### Exercise prompt
Transcribe the listing in full, excluding any pictures.

Start

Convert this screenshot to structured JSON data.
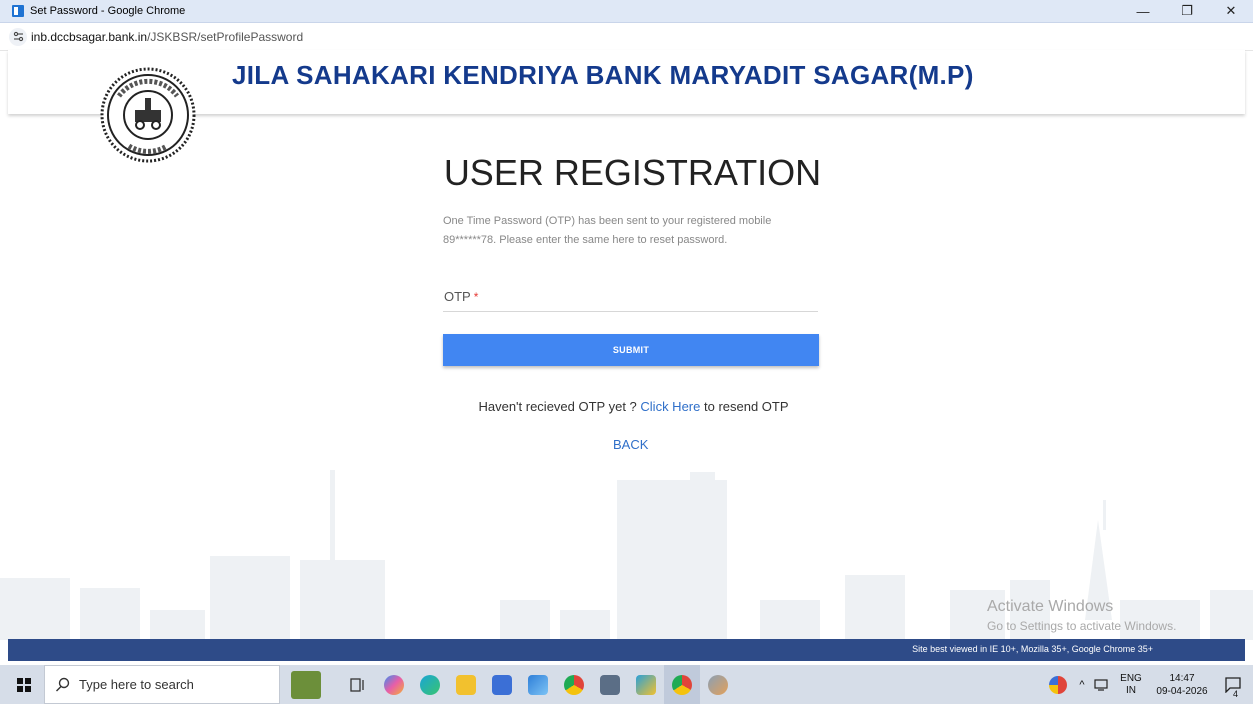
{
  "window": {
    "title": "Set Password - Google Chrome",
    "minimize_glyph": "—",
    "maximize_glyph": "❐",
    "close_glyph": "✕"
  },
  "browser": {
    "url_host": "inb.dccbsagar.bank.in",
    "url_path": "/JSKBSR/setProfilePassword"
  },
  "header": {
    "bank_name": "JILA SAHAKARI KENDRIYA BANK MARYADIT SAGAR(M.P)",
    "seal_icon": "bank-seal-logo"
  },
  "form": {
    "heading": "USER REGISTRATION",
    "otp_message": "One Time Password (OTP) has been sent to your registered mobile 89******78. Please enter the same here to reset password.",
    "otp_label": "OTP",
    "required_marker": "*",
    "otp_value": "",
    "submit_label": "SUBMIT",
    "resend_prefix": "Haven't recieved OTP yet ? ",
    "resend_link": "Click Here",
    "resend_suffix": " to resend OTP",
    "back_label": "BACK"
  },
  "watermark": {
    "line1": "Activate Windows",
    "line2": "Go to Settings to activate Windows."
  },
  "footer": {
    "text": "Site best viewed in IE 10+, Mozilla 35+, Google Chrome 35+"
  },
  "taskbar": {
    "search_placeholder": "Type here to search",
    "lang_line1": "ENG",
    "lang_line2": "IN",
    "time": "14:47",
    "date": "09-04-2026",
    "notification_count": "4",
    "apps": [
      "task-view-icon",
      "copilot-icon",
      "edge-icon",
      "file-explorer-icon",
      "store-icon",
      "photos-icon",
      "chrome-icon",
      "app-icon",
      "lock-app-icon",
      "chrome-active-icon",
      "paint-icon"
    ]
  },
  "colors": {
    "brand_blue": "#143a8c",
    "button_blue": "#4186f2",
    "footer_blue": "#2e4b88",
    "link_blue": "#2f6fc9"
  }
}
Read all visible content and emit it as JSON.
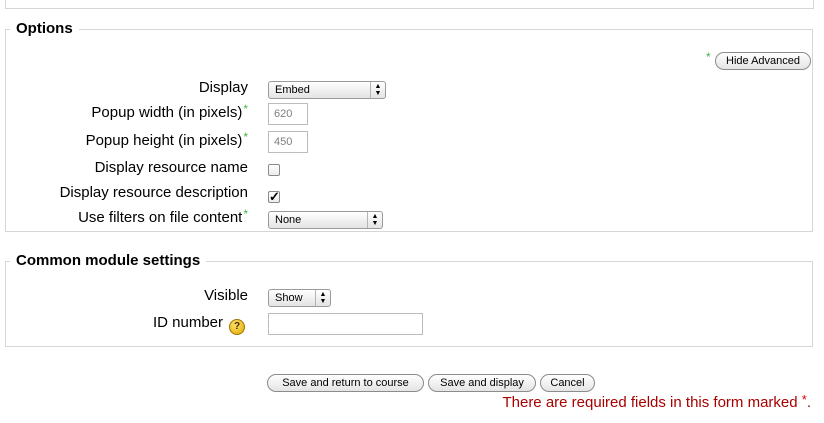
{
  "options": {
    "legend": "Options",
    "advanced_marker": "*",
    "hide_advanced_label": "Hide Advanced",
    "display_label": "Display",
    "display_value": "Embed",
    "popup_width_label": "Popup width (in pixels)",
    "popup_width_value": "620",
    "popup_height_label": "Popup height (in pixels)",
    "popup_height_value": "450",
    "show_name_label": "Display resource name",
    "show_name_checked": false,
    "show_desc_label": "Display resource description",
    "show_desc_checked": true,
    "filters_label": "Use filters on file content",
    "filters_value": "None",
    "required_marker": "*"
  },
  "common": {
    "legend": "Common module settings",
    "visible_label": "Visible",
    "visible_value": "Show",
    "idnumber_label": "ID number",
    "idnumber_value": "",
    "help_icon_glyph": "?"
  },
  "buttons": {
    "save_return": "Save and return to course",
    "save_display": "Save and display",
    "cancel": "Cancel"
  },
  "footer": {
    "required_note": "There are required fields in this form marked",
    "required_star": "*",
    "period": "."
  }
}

End

### Output for this exercise
Convert this screenshot to structured JSON data.
{
  "window": {
    "title": "Set Password - Google Chrome",
    "minimize_glyph": "—",
    "maximize_glyph": "❐",
    "close_glyph": "✕"
  },
  "browser": {
    "url_host": "inb.dccbsagar.bank.in",
    "url_path": "/JSKBSR/setProfilePassword"
  },
  "header": {
    "bank_name": "JILA SAHAKARI KENDRIYA BANK MARYADIT SAGAR(M.P)",
    "seal_icon": "bank-seal-logo"
  },
  "form": {
    "heading": "USER REGISTRATION",
    "otp_message": "One Time Password (OTP) has been sent to your registered mobile 89******78. Please enter the same here to reset password.",
    "otp_label": "OTP",
    "required_marker": "*",
    "otp_value": "",
    "submit_label": "SUBMIT",
    "resend_prefix": "Haven't recieved OTP yet ? ",
    "resend_link": "Click Here",
    "resend_suffix": " to resend OTP",
    "back_label": "BACK"
  },
  "watermark": {
    "line1": "Activate Windows",
    "line2": "Go to Settings to activate Windows."
  },
  "footer": {
    "text": "Site best viewed in IE 10+, Mozilla 35+, Google Chrome 35+"
  },
  "taskbar": {
    "search_placeholder": "Type here to search",
    "lang_line1": "ENG",
    "lang_line2": "IN",
    "time": "14:47",
    "date": "09-04-2026",
    "notification_count": "4",
    "apps": [
      "task-view-icon",
      "copilot-icon",
      "edge-icon",
      "file-explorer-icon",
      "store-icon",
      "photos-icon",
      "chrome-icon",
      "app-icon",
      "lock-app-icon",
      "chrome-active-icon",
      "paint-icon"
    ]
  },
  "colors": {
    "brand_blue": "#143a8c",
    "button_blue": "#4186f2",
    "footer_blue": "#2e4b88",
    "link_blue": "#2f6fc9"
  }
}
Read all visible content and emit it as JSON.
{
  "options": {
    "legend": "Options",
    "advanced_marker": "*",
    "hide_advanced_label": "Hide Advanced",
    "display_label": "Display",
    "display_value": "Embed",
    "popup_width_label": "Popup width (in pixels)",
    "popup_width_value": "620",
    "popup_height_label": "Popup height (in pixels)",
    "popup_height_value": "450",
    "show_name_label": "Display resource name",
    "show_name_checked": false,
    "show_desc_label": "Display resource description",
    "show_desc_checked": true,
    "filters_label": "Use filters on file content",
    "filters_value": "None",
    "required_marker": "*"
  },
  "common": {
    "legend": "Common module settings",
    "visible_label": "Visible",
    "visible_value": "Show",
    "idnumber_label": "ID number",
    "idnumber_value": "",
    "help_icon_glyph": "?"
  },
  "buttons": {
    "save_return": "Save and return to course",
    "save_display": "Save and display",
    "cancel": "Cancel"
  },
  "footer": {
    "required_note": "There are required fields in this form marked",
    "required_star": "*",
    "period": "."
  }
}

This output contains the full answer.